• **SHORT EXERCISE**: Report each line of the data that has "JSON" somewhere in it.

Dataset rows about figures
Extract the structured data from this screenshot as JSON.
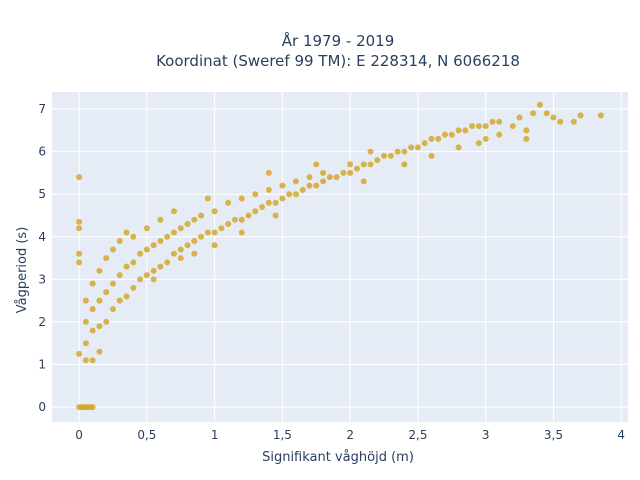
{
  "chart_data": {
    "type": "scatter",
    "title_lines": [
      "År 1979 - 2019",
      "Koordinat (Sweref 99 TM): E 228314, N 6066218"
    ],
    "xlabel": "Signifikant våghöjd (m)",
    "ylabel": "Vågperiod (s)",
    "xlim": [
      -0.2,
      4.05
    ],
    "ylim": [
      -0.35,
      7.4
    ],
    "x_ticks": [
      0,
      0.5,
      1,
      1.5,
      2,
      2.5,
      3,
      3.5,
      4
    ],
    "x_tick_labels": [
      "0",
      "0,5",
      "1",
      "1,5",
      "2",
      "2,5",
      "3",
      "3,5",
      "4"
    ],
    "y_ticks": [
      0,
      1,
      2,
      3,
      4,
      5,
      6,
      7
    ],
    "y_tick_labels": [
      "0",
      "1",
      "2",
      "3",
      "4",
      "5",
      "6",
      "7"
    ],
    "grid": true,
    "background": "#e5ecf6",
    "marker_color": "#d4a21f",
    "points": [
      [
        0.0,
        0.0
      ],
      [
        0.02,
        0.0
      ],
      [
        0.04,
        0.0
      ],
      [
        0.06,
        0.0
      ],
      [
        0.08,
        0.0
      ],
      [
        0.1,
        0.0
      ],
      [
        0.0,
        5.4
      ],
      [
        0.0,
        4.35
      ],
      [
        0.0,
        4.2
      ],
      [
        0.0,
        3.6
      ],
      [
        0.0,
        3.4
      ],
      [
        0.0,
        1.25
      ],
      [
        0.05,
        1.1
      ],
      [
        0.1,
        1.1
      ],
      [
        0.15,
        1.3
      ],
      [
        0.05,
        1.5
      ],
      [
        0.05,
        2.0
      ],
      [
        0.05,
        2.5
      ],
      [
        0.1,
        1.8
      ],
      [
        0.1,
        2.3
      ],
      [
        0.1,
        2.9
      ],
      [
        0.15,
        1.9
      ],
      [
        0.15,
        2.5
      ],
      [
        0.15,
        3.2
      ],
      [
        0.2,
        2.0
      ],
      [
        0.2,
        2.7
      ],
      [
        0.2,
        3.5
      ],
      [
        0.25,
        2.3
      ],
      [
        0.25,
        2.9
      ],
      [
        0.25,
        3.7
      ],
      [
        0.3,
        2.5
      ],
      [
        0.3,
        3.1
      ],
      [
        0.3,
        3.9
      ],
      [
        0.35,
        2.6
      ],
      [
        0.35,
        3.3
      ],
      [
        0.4,
        2.8
      ],
      [
        0.4,
        3.4
      ],
      [
        0.4,
        4.0
      ],
      [
        0.45,
        3.0
      ],
      [
        0.45,
        3.6
      ],
      [
        0.5,
        3.1
      ],
      [
        0.5,
        3.7
      ],
      [
        0.5,
        4.2
      ],
      [
        0.55,
        3.2
      ],
      [
        0.55,
        3.8
      ],
      [
        0.6,
        3.3
      ],
      [
        0.6,
        3.9
      ],
      [
        0.6,
        4.4
      ],
      [
        0.65,
        3.4
      ],
      [
        0.65,
        4.0
      ],
      [
        0.7,
        3.6
      ],
      [
        0.7,
        4.1
      ],
      [
        0.75,
        3.7
      ],
      [
        0.75,
        4.2
      ],
      [
        0.8,
        3.8
      ],
      [
        0.8,
        4.3
      ],
      [
        0.85,
        3.9
      ],
      [
        0.85,
        4.4
      ],
      [
        0.9,
        4.0
      ],
      [
        0.9,
        4.5
      ],
      [
        0.95,
        4.1
      ],
      [
        1.0,
        4.1
      ],
      [
        1.0,
        4.6
      ],
      [
        1.05,
        4.2
      ],
      [
        1.1,
        4.3
      ],
      [
        1.1,
        4.8
      ],
      [
        1.15,
        4.4
      ],
      [
        1.2,
        4.4
      ],
      [
        1.2,
        4.9
      ],
      [
        1.25,
        4.5
      ],
      [
        1.3,
        4.6
      ],
      [
        1.3,
        5.0
      ],
      [
        1.35,
        4.7
      ],
      [
        1.4,
        4.8
      ],
      [
        1.4,
        5.1
      ],
      [
        1.45,
        4.8
      ],
      [
        1.5,
        4.9
      ],
      [
        1.5,
        5.2
      ],
      [
        1.55,
        5.0
      ],
      [
        1.6,
        5.0
      ],
      [
        1.6,
        5.3
      ],
      [
        1.65,
        5.1
      ],
      [
        1.7,
        5.2
      ],
      [
        1.7,
        5.4
      ],
      [
        1.75,
        5.2
      ],
      [
        1.8,
        5.3
      ],
      [
        1.8,
        5.5
      ],
      [
        1.85,
        5.4
      ],
      [
        1.9,
        5.4
      ],
      [
        1.95,
        5.5
      ],
      [
        2.0,
        5.5
      ],
      [
        2.0,
        5.7
      ],
      [
        2.05,
        5.6
      ],
      [
        2.1,
        5.7
      ],
      [
        2.15,
        5.7
      ],
      [
        2.2,
        5.8
      ],
      [
        2.25,
        5.9
      ],
      [
        2.3,
        5.9
      ],
      [
        2.35,
        6.0
      ],
      [
        2.4,
        6.0
      ],
      [
        2.45,
        6.1
      ],
      [
        2.5,
        6.1
      ],
      [
        2.55,
        6.2
      ],
      [
        2.6,
        6.3
      ],
      [
        2.65,
        6.3
      ],
      [
        2.7,
        6.4
      ],
      [
        2.75,
        6.4
      ],
      [
        2.8,
        6.5
      ],
      [
        2.85,
        6.5
      ],
      [
        2.9,
        6.6
      ],
      [
        2.95,
        6.6
      ],
      [
        3.0,
        6.6
      ],
      [
        3.05,
        6.7
      ],
      [
        3.1,
        6.7
      ],
      [
        3.2,
        6.6
      ],
      [
        3.25,
        6.8
      ],
      [
        3.3,
        6.5
      ],
      [
        3.3,
        6.3
      ],
      [
        3.35,
        6.9
      ],
      [
        3.4,
        7.1
      ],
      [
        3.45,
        6.9
      ],
      [
        3.5,
        6.8
      ],
      [
        3.55,
        6.7
      ],
      [
        3.65,
        6.7
      ],
      [
        3.7,
        6.85
      ],
      [
        3.85,
        6.85
      ],
      [
        2.1,
        5.3
      ],
      [
        2.4,
        5.7
      ],
      [
        2.6,
        5.9
      ],
      [
        2.8,
        6.1
      ],
      [
        3.0,
        6.3
      ],
      [
        3.1,
        6.4
      ],
      [
        2.95,
        6.2
      ],
      [
        1.2,
        4.1
      ],
      [
        1.45,
        4.5
      ],
      [
        1.0,
        3.8
      ],
      [
        0.75,
        3.5
      ],
      [
        0.55,
        3.0
      ],
      [
        0.85,
        3.6
      ],
      [
        1.4,
        5.5
      ],
      [
        1.75,
        5.7
      ],
      [
        2.15,
        6.0
      ],
      [
        0.7,
        4.6
      ],
      [
        0.35,
        4.1
      ],
      [
        0.95,
        4.9
      ]
    ]
  }
}
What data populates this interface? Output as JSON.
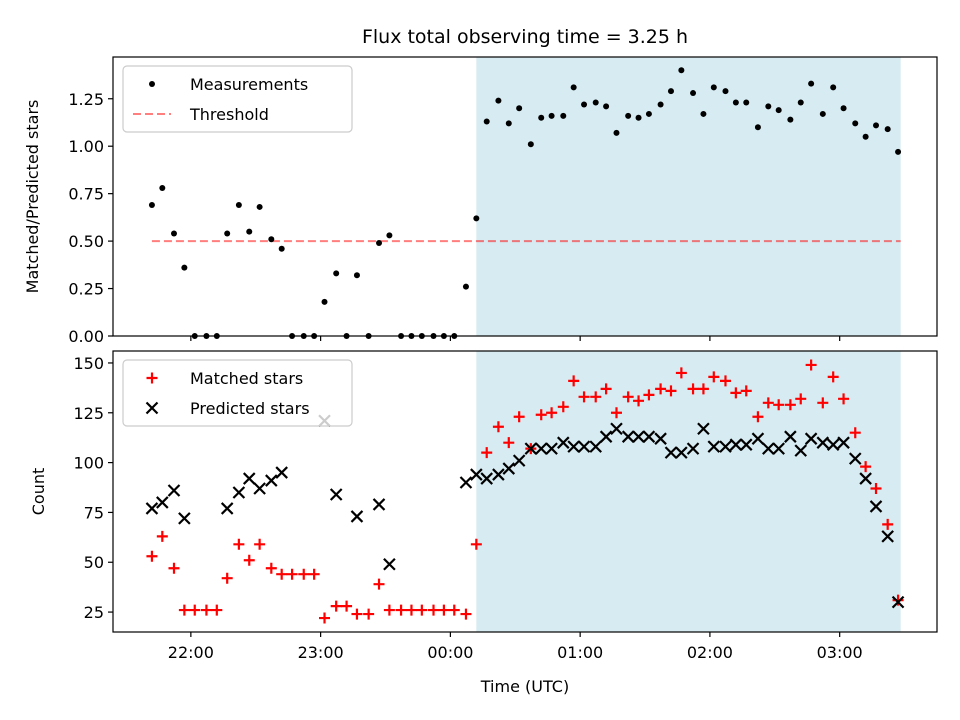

• **SOLUTION BELOW**:
Extract the structured data from this screenshot as JSON.
What data populates this interface? Output as JSON.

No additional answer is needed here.